## EXERCISE OBJECTIVE
Look below and pull out each line with the word "JSON".

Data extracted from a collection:
— start —
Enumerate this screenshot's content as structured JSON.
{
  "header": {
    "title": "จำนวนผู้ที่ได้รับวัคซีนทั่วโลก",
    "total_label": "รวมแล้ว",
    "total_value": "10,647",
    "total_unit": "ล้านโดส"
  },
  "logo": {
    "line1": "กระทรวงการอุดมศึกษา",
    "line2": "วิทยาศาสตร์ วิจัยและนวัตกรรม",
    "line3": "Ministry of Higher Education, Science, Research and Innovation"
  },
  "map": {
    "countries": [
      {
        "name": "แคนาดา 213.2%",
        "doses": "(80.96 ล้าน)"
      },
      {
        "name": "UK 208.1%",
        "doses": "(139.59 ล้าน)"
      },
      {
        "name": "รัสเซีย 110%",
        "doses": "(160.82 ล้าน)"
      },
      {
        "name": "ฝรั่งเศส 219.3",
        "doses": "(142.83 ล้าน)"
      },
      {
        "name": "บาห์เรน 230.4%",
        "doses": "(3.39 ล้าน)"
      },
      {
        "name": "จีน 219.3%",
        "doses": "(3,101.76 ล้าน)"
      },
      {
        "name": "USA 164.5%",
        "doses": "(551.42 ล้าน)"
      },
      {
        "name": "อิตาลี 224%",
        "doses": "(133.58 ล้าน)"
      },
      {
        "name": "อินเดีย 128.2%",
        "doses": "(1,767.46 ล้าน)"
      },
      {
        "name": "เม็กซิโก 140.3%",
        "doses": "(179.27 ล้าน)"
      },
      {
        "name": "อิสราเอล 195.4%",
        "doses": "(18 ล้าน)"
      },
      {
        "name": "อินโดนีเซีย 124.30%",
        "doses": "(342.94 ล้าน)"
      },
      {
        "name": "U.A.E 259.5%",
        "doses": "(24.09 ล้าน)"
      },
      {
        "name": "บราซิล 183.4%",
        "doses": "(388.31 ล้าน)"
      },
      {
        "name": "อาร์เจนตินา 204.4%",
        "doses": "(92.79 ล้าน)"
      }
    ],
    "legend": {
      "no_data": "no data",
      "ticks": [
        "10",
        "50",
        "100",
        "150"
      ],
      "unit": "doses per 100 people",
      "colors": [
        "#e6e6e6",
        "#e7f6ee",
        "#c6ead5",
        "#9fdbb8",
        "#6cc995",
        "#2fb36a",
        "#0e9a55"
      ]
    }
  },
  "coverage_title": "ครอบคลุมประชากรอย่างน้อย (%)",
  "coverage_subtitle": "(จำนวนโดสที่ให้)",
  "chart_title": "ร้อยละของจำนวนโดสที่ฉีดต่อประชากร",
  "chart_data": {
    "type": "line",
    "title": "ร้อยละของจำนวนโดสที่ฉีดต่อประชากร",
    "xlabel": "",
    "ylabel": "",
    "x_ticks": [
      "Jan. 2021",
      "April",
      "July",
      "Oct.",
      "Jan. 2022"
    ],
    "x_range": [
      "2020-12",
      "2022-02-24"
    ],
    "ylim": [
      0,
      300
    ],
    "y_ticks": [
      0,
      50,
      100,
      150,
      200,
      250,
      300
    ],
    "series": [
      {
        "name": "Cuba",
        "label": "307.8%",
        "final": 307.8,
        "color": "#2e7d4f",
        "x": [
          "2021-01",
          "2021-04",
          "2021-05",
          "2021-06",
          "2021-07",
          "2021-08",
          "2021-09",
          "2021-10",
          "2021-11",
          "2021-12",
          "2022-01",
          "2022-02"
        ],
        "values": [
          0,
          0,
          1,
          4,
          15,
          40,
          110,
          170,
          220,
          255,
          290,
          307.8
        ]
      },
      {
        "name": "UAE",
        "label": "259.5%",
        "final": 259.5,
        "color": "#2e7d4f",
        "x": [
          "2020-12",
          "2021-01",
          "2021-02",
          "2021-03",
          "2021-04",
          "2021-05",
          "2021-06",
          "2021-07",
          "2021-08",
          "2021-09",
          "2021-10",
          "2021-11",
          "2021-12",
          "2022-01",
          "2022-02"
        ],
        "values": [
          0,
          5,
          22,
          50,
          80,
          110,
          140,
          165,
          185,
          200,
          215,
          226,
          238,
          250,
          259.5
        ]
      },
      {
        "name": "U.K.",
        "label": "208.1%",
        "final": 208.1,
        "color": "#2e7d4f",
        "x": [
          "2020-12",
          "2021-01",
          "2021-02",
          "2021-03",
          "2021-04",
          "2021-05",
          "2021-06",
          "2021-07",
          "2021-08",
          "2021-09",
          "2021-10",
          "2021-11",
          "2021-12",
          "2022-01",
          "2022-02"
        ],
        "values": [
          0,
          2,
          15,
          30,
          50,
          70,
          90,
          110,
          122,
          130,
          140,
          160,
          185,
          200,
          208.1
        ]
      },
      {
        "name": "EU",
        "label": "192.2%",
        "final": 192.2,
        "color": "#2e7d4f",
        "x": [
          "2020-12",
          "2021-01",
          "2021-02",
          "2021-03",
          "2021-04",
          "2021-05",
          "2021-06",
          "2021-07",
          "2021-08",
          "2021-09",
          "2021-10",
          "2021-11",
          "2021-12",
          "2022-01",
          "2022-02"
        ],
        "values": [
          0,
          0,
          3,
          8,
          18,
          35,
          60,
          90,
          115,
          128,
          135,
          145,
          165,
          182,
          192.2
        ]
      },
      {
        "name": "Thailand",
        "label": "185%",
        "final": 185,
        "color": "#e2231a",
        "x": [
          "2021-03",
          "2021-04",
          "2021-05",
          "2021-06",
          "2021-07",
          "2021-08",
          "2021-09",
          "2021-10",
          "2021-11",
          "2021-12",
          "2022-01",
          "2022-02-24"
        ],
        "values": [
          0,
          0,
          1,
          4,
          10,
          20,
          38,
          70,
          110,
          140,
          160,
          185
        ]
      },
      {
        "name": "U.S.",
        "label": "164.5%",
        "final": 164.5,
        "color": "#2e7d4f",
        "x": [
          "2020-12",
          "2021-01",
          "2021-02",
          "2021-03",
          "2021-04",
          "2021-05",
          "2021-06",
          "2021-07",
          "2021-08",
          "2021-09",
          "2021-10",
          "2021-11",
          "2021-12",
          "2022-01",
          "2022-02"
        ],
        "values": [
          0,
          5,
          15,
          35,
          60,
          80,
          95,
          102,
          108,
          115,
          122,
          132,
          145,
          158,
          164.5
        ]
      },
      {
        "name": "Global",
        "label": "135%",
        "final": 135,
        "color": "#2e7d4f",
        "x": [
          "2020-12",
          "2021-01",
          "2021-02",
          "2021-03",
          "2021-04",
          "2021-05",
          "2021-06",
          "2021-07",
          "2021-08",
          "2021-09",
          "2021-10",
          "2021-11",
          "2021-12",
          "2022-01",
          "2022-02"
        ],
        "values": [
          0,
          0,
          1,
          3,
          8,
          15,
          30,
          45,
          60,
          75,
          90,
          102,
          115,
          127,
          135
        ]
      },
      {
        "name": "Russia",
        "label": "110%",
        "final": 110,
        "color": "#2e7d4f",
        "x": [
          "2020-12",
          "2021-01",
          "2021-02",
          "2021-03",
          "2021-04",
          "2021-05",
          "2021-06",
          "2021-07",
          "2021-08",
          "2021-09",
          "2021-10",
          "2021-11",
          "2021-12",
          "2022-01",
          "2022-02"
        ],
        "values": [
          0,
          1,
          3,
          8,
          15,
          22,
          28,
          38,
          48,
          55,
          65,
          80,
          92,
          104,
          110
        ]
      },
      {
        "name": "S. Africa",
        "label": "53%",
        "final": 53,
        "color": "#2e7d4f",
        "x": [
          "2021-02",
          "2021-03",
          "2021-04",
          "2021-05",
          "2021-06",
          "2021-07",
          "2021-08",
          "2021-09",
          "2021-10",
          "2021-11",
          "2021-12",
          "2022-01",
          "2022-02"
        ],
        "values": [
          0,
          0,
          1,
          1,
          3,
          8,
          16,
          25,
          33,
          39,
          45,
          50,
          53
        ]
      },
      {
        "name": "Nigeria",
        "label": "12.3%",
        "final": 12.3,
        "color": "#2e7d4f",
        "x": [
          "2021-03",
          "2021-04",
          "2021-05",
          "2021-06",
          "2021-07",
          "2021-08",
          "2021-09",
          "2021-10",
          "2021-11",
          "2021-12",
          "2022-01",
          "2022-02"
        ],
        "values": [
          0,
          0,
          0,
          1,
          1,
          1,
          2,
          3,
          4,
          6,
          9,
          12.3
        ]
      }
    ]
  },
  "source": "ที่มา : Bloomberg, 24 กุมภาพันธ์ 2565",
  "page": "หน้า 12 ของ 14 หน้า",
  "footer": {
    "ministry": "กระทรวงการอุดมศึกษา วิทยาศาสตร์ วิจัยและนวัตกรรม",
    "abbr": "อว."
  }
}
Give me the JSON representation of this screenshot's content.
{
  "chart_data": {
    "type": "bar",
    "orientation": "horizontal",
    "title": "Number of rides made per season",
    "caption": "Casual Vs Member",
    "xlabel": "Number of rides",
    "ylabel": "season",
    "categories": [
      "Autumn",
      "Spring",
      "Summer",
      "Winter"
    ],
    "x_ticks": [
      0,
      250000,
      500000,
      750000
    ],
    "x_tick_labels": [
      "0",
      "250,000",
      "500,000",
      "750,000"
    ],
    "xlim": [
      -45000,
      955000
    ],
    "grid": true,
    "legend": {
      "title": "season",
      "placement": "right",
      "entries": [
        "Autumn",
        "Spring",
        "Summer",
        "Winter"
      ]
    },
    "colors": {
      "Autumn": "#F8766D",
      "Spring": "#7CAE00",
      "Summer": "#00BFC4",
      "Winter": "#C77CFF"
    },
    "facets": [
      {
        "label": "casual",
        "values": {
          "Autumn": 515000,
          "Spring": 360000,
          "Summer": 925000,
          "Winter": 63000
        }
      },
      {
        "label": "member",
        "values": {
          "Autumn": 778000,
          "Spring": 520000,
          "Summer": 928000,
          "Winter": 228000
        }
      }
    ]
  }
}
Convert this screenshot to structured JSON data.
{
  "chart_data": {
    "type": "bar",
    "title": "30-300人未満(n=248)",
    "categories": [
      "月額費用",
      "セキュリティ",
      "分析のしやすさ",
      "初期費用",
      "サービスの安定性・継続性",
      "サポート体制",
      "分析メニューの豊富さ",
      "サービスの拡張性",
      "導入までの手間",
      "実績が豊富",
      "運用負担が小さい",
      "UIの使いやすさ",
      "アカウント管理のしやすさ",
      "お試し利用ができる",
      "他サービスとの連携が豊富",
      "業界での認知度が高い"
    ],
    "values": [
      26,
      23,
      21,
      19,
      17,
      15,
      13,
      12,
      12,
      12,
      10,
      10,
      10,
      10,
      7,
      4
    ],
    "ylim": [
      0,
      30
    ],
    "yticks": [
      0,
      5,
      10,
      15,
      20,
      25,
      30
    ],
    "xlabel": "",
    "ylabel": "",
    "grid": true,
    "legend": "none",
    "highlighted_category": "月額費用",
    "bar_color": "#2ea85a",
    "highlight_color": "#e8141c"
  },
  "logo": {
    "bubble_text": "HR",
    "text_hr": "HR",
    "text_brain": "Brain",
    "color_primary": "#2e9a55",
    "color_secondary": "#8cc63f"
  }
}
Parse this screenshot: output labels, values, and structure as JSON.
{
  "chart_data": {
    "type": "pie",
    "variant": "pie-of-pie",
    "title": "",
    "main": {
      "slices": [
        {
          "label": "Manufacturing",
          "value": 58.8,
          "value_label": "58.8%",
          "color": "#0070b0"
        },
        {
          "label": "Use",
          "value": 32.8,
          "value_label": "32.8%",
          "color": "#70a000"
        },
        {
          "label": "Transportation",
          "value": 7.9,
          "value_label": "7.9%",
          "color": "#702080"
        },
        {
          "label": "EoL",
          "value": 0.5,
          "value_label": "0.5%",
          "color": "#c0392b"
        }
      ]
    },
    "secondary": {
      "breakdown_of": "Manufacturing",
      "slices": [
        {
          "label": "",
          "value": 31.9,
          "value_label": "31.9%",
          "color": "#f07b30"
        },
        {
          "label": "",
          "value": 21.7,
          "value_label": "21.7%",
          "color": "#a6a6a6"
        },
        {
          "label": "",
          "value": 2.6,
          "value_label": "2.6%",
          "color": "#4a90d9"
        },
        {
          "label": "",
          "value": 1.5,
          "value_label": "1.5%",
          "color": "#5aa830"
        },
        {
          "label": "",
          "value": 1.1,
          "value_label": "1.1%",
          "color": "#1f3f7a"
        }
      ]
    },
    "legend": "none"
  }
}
— end —
## FINAL ANSWER
Enumerate this screenshot's content as structured JSON.
Give me the JSON representation of this screenshot's content.
Convert this screenshot to structured JSON data.
Parse this screenshot: output labels, values, and structure as JSON.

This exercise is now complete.